start Task inputs

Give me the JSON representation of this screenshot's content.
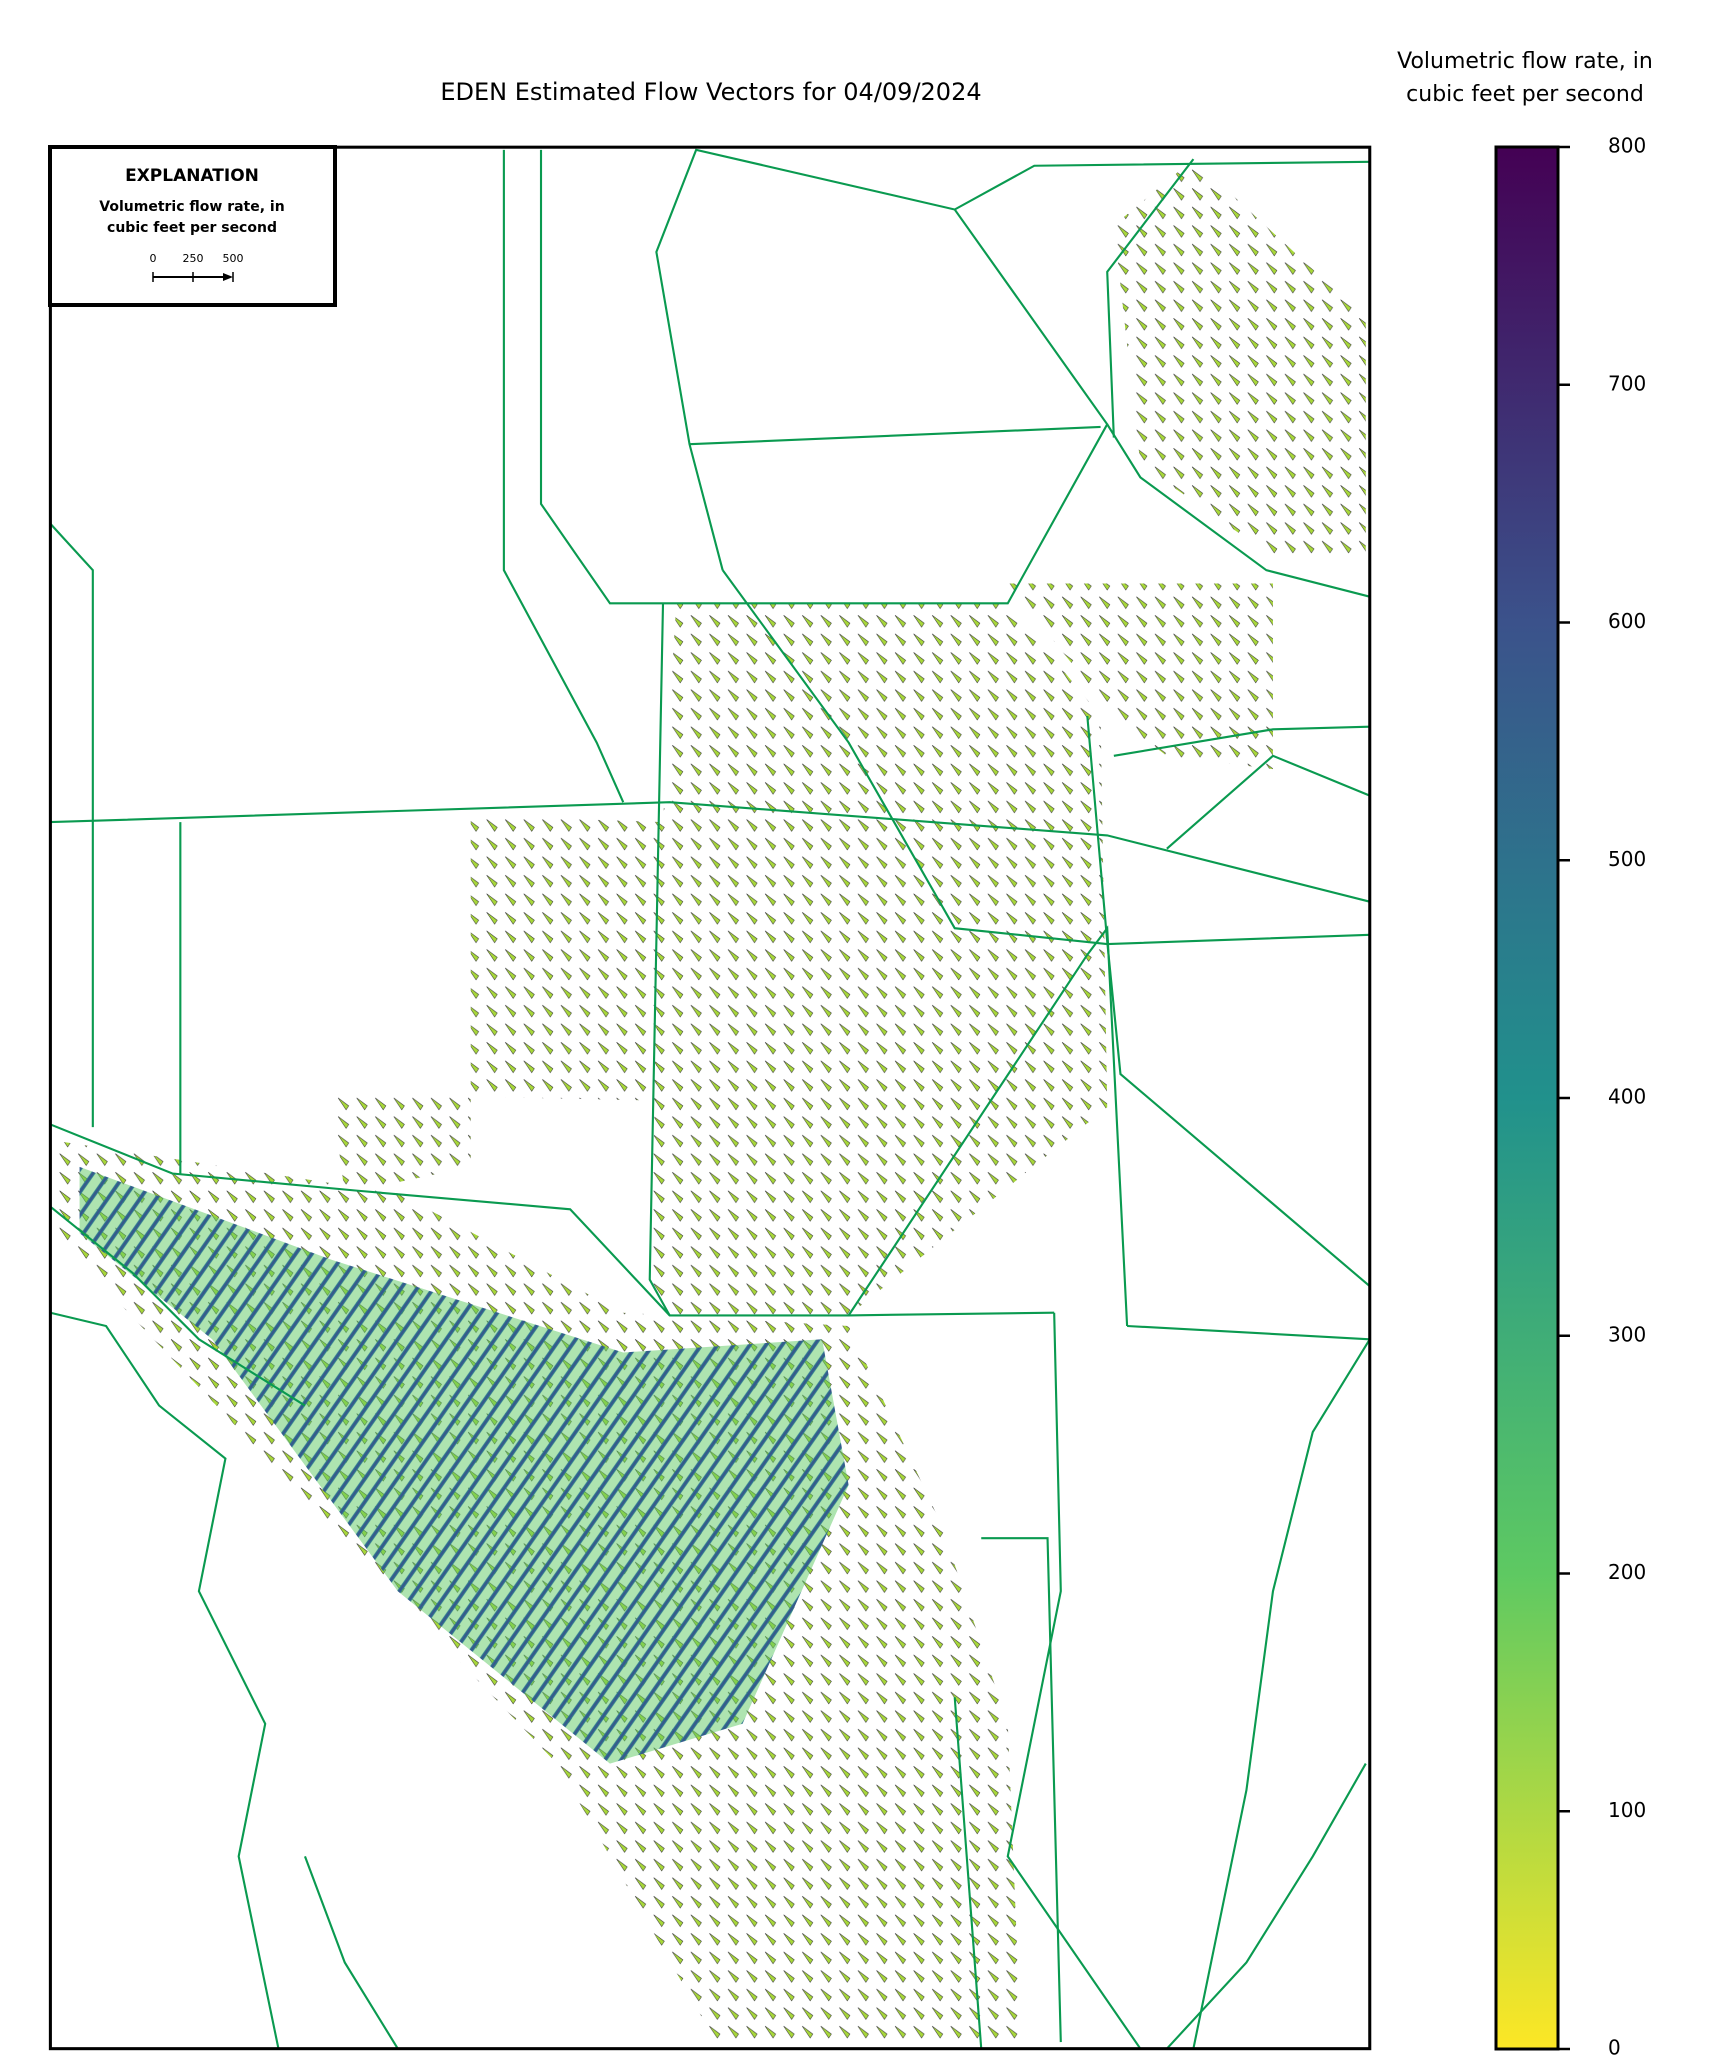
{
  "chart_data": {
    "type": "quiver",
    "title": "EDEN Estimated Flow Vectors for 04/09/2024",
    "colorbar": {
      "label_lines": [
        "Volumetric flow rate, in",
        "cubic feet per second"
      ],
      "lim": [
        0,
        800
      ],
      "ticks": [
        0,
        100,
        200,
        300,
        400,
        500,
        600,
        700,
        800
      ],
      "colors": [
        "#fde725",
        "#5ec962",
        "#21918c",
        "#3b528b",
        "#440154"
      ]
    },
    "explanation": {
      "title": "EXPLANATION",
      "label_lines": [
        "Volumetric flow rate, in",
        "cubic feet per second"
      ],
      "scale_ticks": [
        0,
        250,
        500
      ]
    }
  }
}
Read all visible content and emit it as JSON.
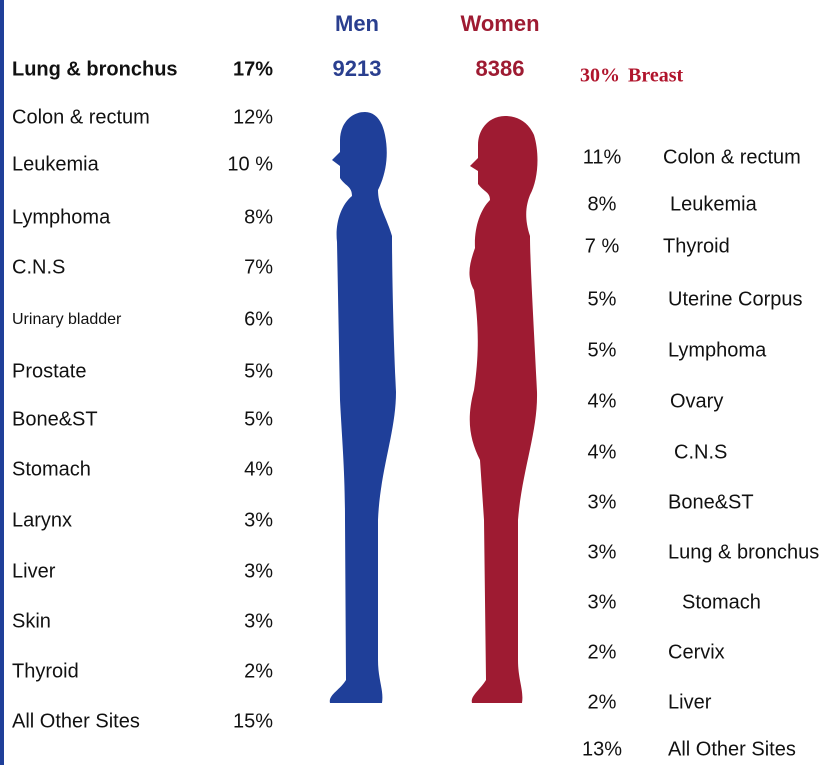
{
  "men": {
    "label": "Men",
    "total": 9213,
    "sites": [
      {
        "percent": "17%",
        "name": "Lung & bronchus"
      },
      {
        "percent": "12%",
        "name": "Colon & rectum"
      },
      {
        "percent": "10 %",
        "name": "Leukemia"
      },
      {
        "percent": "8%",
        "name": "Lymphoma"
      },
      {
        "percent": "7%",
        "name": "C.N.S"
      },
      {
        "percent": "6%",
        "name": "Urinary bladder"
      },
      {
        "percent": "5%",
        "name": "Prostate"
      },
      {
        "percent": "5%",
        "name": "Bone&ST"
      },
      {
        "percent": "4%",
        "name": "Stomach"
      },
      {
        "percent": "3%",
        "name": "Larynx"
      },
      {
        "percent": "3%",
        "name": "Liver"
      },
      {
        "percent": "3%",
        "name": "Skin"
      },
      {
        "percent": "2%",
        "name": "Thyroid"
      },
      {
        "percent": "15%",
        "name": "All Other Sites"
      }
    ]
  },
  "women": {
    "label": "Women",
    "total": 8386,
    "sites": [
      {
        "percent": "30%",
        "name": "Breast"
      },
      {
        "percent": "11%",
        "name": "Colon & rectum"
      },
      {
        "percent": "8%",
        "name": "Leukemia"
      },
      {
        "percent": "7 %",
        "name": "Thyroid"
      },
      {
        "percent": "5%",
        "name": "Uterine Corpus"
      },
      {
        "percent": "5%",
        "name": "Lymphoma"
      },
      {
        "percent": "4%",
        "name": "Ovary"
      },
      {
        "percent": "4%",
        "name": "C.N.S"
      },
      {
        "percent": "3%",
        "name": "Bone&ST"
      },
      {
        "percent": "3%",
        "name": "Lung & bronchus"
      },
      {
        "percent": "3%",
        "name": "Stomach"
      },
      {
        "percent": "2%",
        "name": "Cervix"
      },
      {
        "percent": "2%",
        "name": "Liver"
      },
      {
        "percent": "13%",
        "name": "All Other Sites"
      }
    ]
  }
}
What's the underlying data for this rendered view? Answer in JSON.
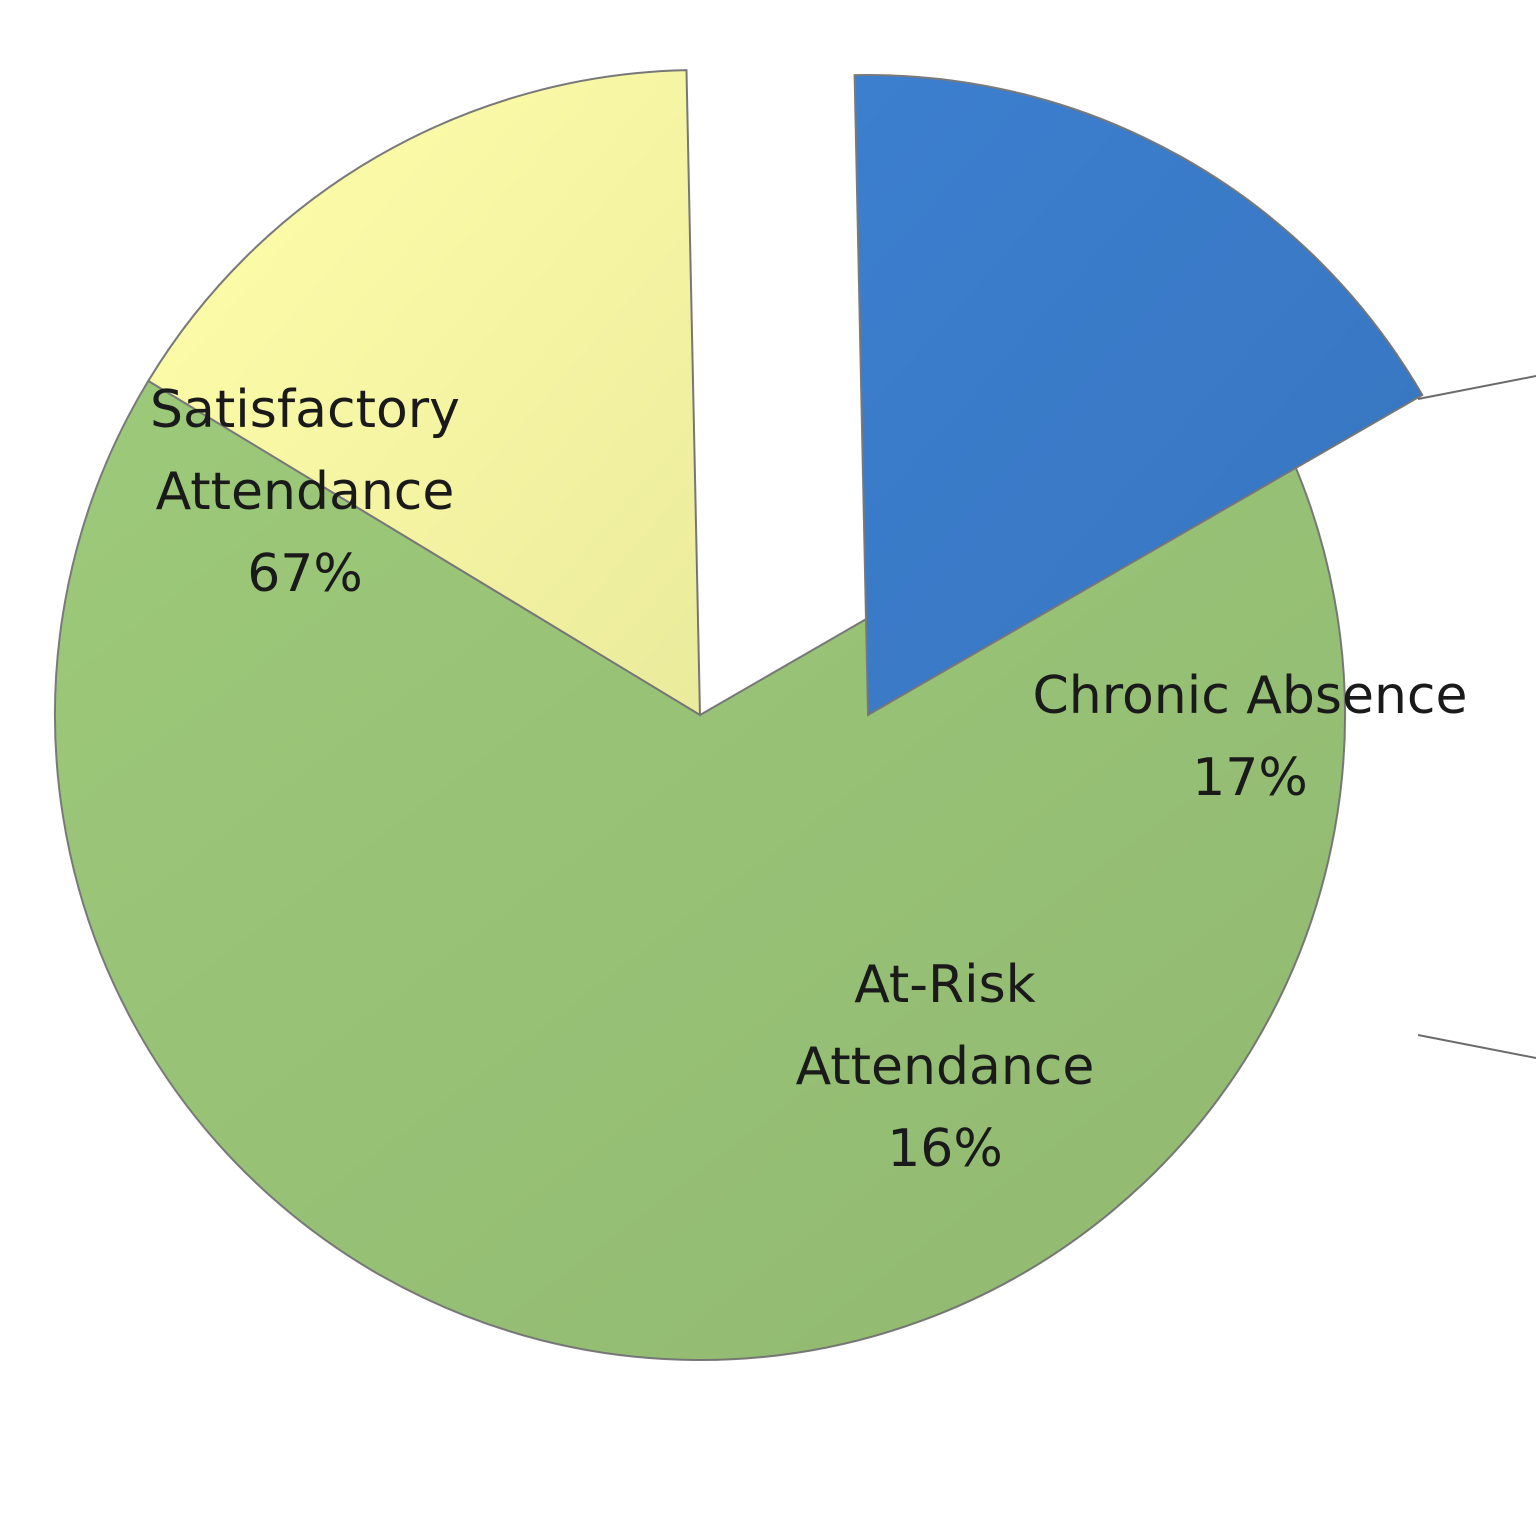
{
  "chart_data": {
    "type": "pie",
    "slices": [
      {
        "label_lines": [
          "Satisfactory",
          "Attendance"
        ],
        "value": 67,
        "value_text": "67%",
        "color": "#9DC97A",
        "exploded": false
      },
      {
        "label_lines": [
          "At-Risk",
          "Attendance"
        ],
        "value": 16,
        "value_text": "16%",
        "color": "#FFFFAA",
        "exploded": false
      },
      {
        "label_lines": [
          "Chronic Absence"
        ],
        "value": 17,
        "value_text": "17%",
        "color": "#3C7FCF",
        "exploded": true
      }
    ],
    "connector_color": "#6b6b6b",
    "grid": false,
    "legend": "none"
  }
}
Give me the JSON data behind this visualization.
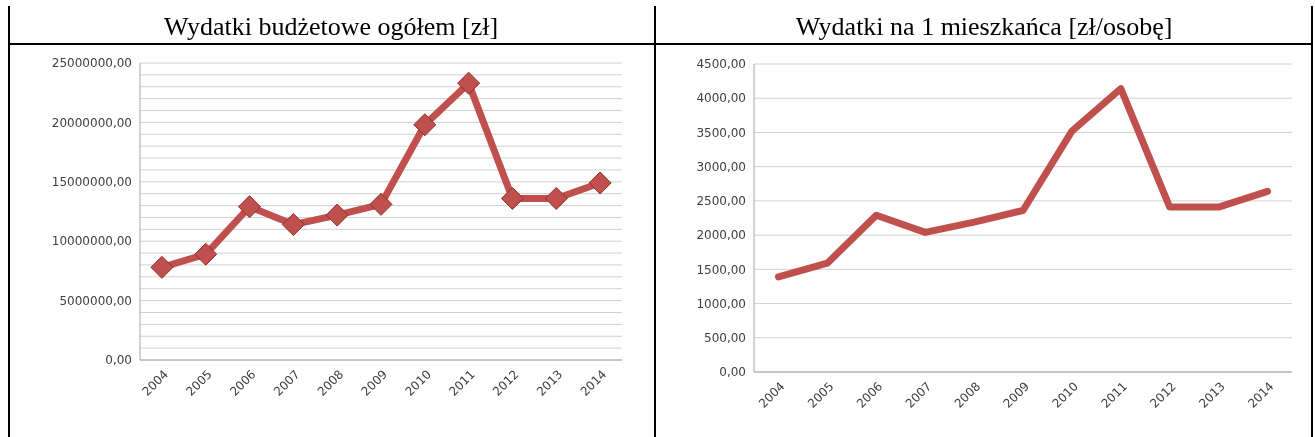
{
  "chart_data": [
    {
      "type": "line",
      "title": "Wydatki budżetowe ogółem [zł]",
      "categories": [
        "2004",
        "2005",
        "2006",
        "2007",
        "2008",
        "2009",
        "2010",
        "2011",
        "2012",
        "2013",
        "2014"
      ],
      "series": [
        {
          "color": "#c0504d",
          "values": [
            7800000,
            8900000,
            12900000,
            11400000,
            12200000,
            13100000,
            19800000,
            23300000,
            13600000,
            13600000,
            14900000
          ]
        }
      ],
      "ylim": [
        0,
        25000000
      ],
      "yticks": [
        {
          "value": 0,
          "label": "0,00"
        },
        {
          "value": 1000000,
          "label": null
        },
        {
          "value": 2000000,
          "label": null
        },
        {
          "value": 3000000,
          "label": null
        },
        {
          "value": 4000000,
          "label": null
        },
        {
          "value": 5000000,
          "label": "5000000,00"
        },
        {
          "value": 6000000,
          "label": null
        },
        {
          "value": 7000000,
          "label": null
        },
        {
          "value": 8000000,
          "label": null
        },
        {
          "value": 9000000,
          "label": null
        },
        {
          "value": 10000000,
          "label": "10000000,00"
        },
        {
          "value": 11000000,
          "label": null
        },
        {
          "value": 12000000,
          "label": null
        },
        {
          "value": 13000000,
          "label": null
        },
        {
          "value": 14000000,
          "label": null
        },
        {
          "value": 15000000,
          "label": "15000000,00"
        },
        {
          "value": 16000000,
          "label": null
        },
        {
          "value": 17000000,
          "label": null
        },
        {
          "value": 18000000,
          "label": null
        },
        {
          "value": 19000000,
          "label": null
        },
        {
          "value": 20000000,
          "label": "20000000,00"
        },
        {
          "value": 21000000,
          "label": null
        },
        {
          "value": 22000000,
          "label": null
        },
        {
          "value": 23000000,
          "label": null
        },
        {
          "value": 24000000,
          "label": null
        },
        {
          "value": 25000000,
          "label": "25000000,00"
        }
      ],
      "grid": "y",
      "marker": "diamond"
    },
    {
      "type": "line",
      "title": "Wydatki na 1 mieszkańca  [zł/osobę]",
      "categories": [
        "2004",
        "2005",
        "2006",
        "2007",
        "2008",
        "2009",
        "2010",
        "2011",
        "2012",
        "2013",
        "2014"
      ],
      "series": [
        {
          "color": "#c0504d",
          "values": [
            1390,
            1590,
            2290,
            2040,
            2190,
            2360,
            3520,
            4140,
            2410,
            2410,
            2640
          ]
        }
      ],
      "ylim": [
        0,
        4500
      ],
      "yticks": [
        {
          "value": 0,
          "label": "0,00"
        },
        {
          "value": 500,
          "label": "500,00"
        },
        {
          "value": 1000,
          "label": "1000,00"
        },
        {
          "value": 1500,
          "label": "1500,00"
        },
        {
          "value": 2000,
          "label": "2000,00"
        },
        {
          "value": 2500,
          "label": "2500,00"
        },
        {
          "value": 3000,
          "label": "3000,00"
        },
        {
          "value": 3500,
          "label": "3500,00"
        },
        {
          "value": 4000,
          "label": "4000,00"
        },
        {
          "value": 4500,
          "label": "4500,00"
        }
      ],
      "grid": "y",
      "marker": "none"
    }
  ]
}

end Task inputs

# Short exercise
Using the listing above, show each line holding the string "this".

# Solved problem
Give me the JSON representation of this screenshot's content.
What's the underlying data for this rendered view? Answer in JSON.
Give me the JSON data behind this visualization.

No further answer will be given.